### Aim of the exercise:
Retype all the entries word for word, but omit the pictures.
○ ○ ○
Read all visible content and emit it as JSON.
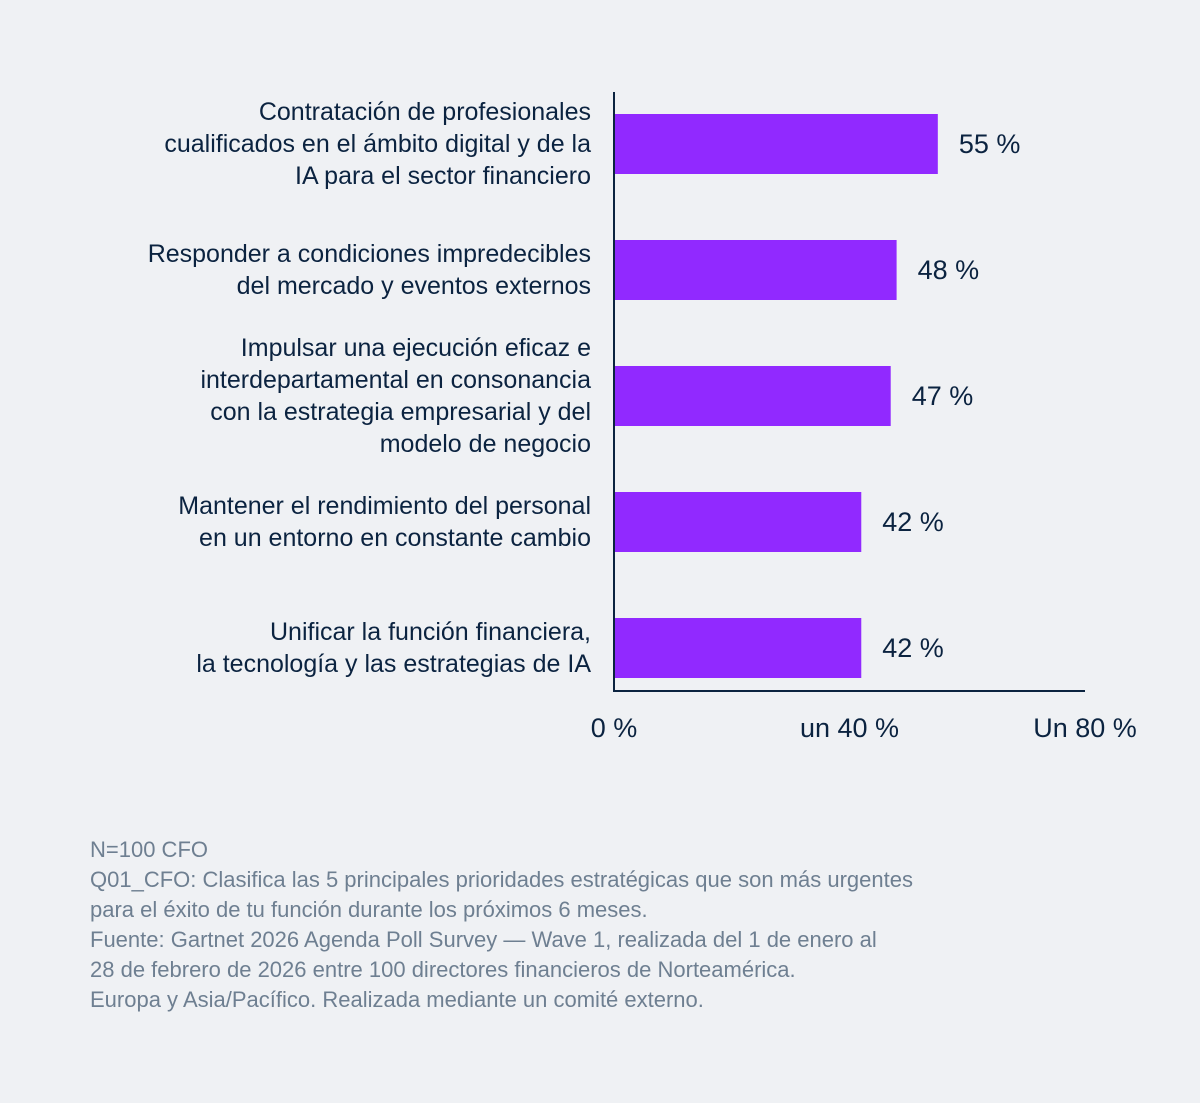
{
  "chart_data": {
    "type": "bar",
    "orientation": "horizontal",
    "categories": [
      [
        "Contratación de profesionales",
        "cualificados en el ámbito digital y de la",
        "IA para el sector financiero"
      ],
      [
        "Responder a condiciones impredecibles",
        "del mercado y eventos externos"
      ],
      [
        "Impulsar una ejecución eficaz e",
        "interdepartamental en consonancia",
        "con la estrategia empresarial y del",
        "modelo de negocio"
      ],
      [
        "Mantener el rendimiento del personal",
        "en un entorno en constante cambio"
      ],
      [
        "Unificar la función financiera,",
        "la tecnología y las estrategias de IA"
      ]
    ],
    "values": [
      55,
      48,
      47,
      42,
      42
    ],
    "value_labels": [
      "55 %",
      "48 %",
      "47 %",
      "42 %",
      "42 %"
    ],
    "xlim": [
      0,
      80
    ],
    "x_ticks": [
      0,
      40,
      80
    ],
    "x_tick_labels": [
      "0 %",
      "un 40 %",
      "Un 80 %"
    ],
    "bar_color": "#9129ff",
    "text_color": "#0b2340",
    "axis_color": "#0b2340",
    "grid": false,
    "legend": false
  },
  "notes": [
    "N=100 CFO",
    "Q01_CFO: Clasifica las 5 principales prioridades estratégicas que son más urgentes",
    "para el éxito de tu función durante los próximos 6 meses.",
    "Fuente: Gartnet 2026 Agenda Poll Survey — Wave 1, realizada del 1 de enero al",
    "28 de febrero de 2026 entre 100 directores financieros de Norteamérica.",
    "Europa y Asia/Pacífico. Realizada mediante un comité externo."
  ],
  "colors": {
    "background": "#eff1f4",
    "notes_text": "#6e7f91"
  }
}
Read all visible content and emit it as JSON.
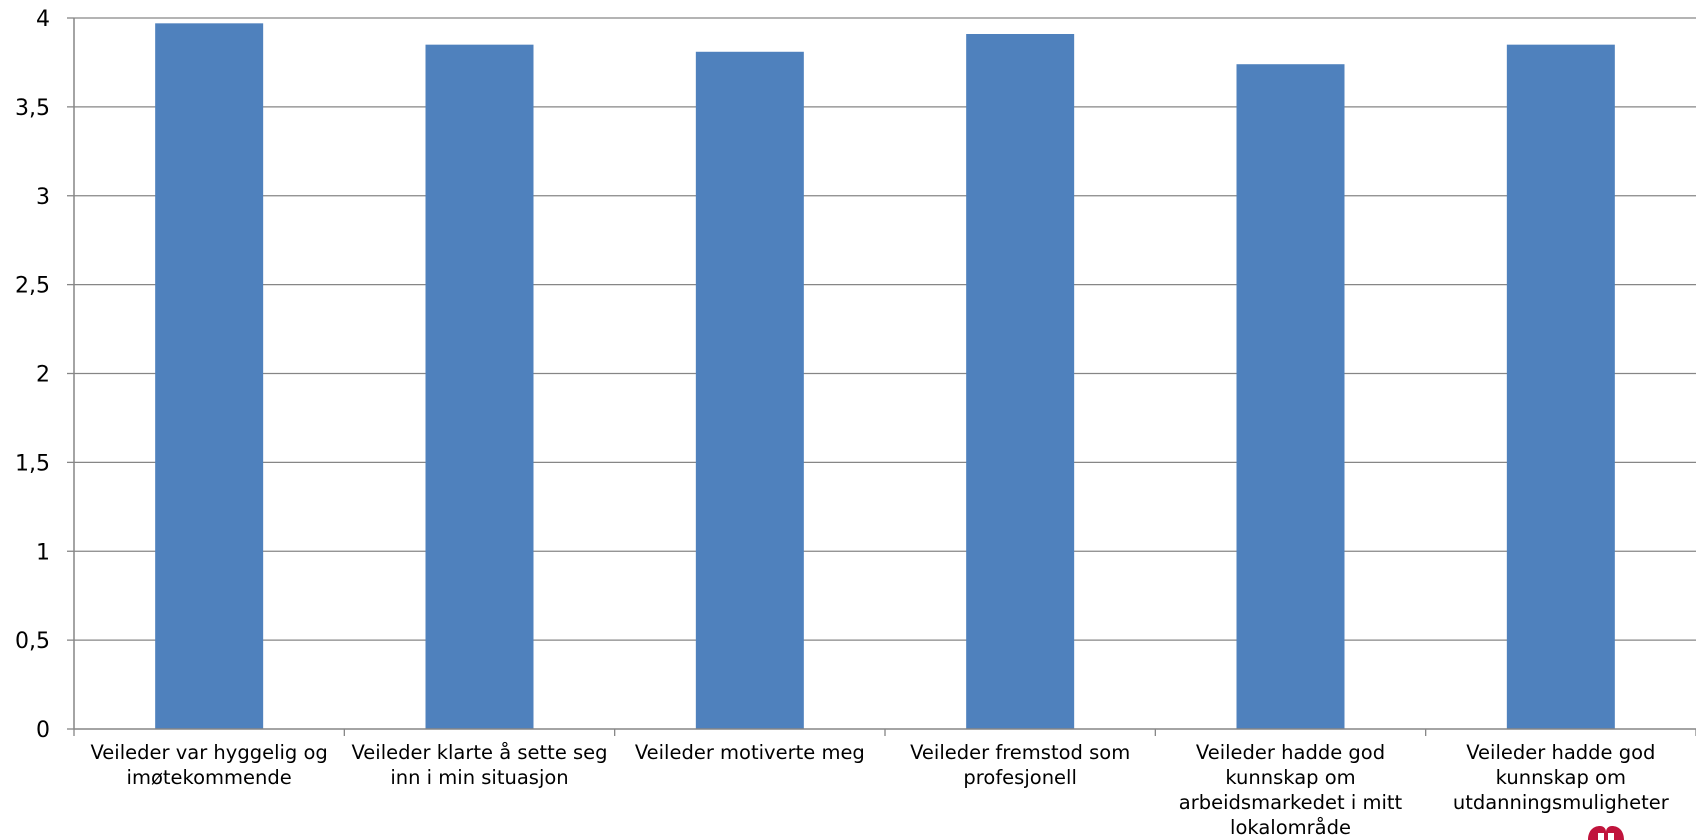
○ ○ ○
### Solution to the exercise:
Read all visible content and emit it as JSON.
{
  "chart_data": {
    "type": "bar",
    "orientation": "horizontal",
    "categories": [
      [
        "Contratación de profesionales",
        "cualificados en el ámbito digital y de la",
        "IA para el sector financiero"
      ],
      [
        "Responder a condiciones impredecibles",
        "del mercado y eventos externos"
      ],
      [
        "Impulsar una ejecución eficaz e",
        "interdepartamental en consonancia",
        "con la estrategia empresarial y del",
        "modelo de negocio"
      ],
      [
        "Mantener el rendimiento del personal",
        "en un entorno en constante cambio"
      ],
      [
        "Unificar la función financiera,",
        "la tecnología y las estrategias de IA"
      ]
    ],
    "values": [
      55,
      48,
      47,
      42,
      42
    ],
    "value_labels": [
      "55 %",
      "48 %",
      "47 %",
      "42 %",
      "42 %"
    ],
    "xlim": [
      0,
      80
    ],
    "x_ticks": [
      0,
      40,
      80
    ],
    "x_tick_labels": [
      "0 %",
      "un 40 %",
      "Un 80 %"
    ],
    "bar_color": "#9129ff",
    "text_color": "#0b2340",
    "axis_color": "#0b2340",
    "grid": false,
    "legend": false
  },
  "notes": [
    "N=100 CFO",
    "Q01_CFO: Clasifica las 5 principales prioridades estratégicas que son más urgentes",
    "para el éxito de tu función durante los próximos 6 meses.",
    "Fuente: Gartnet 2026 Agenda Poll Survey — Wave 1, realizada del 1 de enero al",
    "28 de febrero de 2026 entre 100 directores financieros de Norteamérica.",
    "Europa y Asia/Pacífico. Realizada mediante un comité externo."
  ],
  "colors": {
    "background": "#eff1f4",
    "notes_text": "#6e7f91"
  }
}
Read all visible content and emit it as JSON.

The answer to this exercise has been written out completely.